- _WHAT IS BEING ASKED_: Transcribe every line of the records verbatim.
--- Start SUPPLIED RECORDS ---
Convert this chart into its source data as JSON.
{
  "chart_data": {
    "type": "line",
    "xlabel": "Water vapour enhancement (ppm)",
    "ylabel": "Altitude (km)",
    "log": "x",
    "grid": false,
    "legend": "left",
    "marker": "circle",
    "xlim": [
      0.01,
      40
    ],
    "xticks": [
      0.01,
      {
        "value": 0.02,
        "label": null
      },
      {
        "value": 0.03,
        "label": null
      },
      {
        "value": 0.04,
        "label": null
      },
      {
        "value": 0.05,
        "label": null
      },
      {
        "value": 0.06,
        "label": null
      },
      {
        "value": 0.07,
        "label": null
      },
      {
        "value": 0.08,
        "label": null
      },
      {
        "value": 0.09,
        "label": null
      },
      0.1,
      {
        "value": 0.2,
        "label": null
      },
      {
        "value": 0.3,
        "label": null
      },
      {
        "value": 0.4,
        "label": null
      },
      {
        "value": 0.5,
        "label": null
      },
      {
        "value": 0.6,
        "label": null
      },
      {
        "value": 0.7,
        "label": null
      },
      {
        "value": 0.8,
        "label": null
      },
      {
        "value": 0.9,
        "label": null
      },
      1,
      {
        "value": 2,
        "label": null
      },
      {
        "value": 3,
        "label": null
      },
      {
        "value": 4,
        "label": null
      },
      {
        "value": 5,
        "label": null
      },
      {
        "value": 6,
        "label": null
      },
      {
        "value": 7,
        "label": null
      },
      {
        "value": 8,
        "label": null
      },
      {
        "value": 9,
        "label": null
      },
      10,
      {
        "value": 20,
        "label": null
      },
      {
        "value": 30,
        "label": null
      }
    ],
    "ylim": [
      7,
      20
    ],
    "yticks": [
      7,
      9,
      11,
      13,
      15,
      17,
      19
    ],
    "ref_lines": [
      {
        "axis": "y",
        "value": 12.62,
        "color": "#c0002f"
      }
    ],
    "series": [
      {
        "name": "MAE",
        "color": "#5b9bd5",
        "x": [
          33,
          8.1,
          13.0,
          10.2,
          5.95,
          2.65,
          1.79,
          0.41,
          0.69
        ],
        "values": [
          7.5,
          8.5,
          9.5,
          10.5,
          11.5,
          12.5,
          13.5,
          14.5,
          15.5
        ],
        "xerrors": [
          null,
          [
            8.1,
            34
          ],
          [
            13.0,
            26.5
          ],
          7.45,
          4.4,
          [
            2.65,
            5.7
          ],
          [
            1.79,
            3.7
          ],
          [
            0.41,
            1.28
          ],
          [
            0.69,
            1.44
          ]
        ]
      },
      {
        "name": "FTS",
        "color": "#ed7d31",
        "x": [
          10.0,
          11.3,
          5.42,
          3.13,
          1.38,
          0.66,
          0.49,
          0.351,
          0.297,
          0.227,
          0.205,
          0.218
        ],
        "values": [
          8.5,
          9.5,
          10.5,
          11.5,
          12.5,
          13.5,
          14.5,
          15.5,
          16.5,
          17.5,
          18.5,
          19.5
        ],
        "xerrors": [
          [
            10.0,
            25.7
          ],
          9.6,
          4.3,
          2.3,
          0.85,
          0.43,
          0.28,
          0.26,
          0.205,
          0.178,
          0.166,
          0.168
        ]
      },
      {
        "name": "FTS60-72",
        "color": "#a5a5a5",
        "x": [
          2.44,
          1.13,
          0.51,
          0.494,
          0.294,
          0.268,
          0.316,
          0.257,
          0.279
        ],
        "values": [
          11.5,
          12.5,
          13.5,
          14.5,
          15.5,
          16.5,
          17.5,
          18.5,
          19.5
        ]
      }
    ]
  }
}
--- End SUPPLIED RECORDS ---
- _SOLVED PROBLEM_:
Convert this chart into its source data as JSON.
{
  "chart_data": {
    "type": "line",
    "xlabel": "Water vapour enhancement (ppm)",
    "ylabel": "Altitude (km)",
    "log": "x",
    "grid": false,
    "legend": "left",
    "marker": "circle",
    "xlim": [
      0.01,
      40
    ],
    "xticks": [
      0.01,
      {
        "value": 0.02,
        "label": null
      },
      {
        "value": 0.03,
        "label": null
      },
      {
        "value": 0.04,
        "label": null
      },
      {
        "value": 0.05,
        "label": null
      },
      {
        "value": 0.06,
        "label": null
      },
      {
        "value": 0.07,
        "label": null
      },
      {
        "value": 0.08,
        "label": null
      },
      {
        "value": 0.09,
        "label": null
      },
      0.1,
      {
        "value": 0.2,
        "label": null
      },
      {
        "value": 0.3,
        "label": null
      },
      {
        "value": 0.4,
        "label": null
      },
      {
        "value": 0.5,
        "label": null
      },
      {
        "value": 0.6,
        "label": null
      },
      {
        "value": 0.7,
        "label": null
      },
      {
        "value": 0.8,
        "label": null
      },
      {
        "value": 0.9,
        "label": null
      },
      1,
      {
        "value": 2,
        "label": null
      },
      {
        "value": 3,
        "label": null
      },
      {
        "value": 4,
        "label": null
      },
      {
        "value": 5,
        "label": null
      },
      {
        "value": 6,
        "label": null
      },
      {
        "value": 7,
        "label": null
      },
      {
        "value": 8,
        "label": null
      },
      {
        "value": 9,
        "label": null
      },
      10,
      {
        "value": 20,
        "label": null
      },
      {
        "value": 30,
        "label": null
      }
    ],
    "ylim": [
      7,
      20
    ],
    "yticks": [
      7,
      9,
      11,
      13,
      15,
      17,
      19
    ],
    "ref_lines": [
      {
        "axis": "y",
        "value": 12.62,
        "color": "#c0002f"
      }
    ],
    "series": [
      {
        "name": "MAE",
        "color": "#5b9bd5",
        "x": [
          33,
          8.1,
          13.0,
          10.2,
          5.95,
          2.65,
          1.79,
          0.41,
          0.69
        ],
        "values": [
          7.5,
          8.5,
          9.5,
          10.5,
          11.5,
          12.5,
          13.5,
          14.5,
          15.5
        ],
        "xerrors": [
          null,
          [
            8.1,
            34
          ],
          [
            13.0,
            26.5
          ],
          7.45,
          4.4,
          [
            2.65,
            5.7
          ],
          [
            1.79,
            3.7
          ],
          [
            0.41,
            1.28
          ],
          [
            0.69,
            1.44
          ]
        ]
      },
      {
        "name": "FTS",
        "color": "#ed7d31",
        "x": [
          10.0,
          11.3,
          5.42,
          3.13,
          1.38,
          0.66,
          0.49,
          0.351,
          0.297,
          0.227,
          0.205,
          0.218
        ],
        "values": [
          8.5,
          9.5,
          10.5,
          11.5,
          12.5,
          13.5,
          14.5,
          15.5,
          16.5,
          17.5,
          18.5,
          19.5
        ],
        "xerrors": [
          [
            10.0,
            25.7
          ],
          9.6,
          4.3,
          2.3,
          0.85,
          0.43,
          0.28,
          0.26,
          0.205,
          0.178,
          0.166,
          0.168
        ]
      },
      {
        "name": "FTS60-72",
        "color": "#a5a5a5",
        "x": [
          2.44,
          1.13,
          0.51,
          0.494,
          0.294,
          0.268,
          0.316,
          0.257,
          0.279
        ],
        "values": [
          11.5,
          12.5,
          13.5,
          14.5,
          15.5,
          16.5,
          17.5,
          18.5,
          19.5
        ]
      }
    ]
  }
}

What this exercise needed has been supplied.